Saved entries:
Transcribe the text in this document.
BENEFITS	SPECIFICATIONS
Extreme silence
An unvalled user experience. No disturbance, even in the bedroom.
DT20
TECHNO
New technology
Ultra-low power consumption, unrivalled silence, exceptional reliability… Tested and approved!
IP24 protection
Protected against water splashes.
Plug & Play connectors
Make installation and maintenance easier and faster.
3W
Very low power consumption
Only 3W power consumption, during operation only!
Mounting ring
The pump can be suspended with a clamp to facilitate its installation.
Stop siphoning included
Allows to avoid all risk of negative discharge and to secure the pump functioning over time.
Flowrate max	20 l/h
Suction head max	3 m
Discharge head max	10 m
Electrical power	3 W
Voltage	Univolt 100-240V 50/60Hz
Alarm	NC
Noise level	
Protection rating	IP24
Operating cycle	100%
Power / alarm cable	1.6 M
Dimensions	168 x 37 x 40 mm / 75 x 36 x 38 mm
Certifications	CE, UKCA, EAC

> **Your task**:
Look over the material above and show each line where "silence" appears.

> **The answer**:
Extreme silence
Ultra-low power consumption, unrivalled silence, exceptional reliability… Tested and approved!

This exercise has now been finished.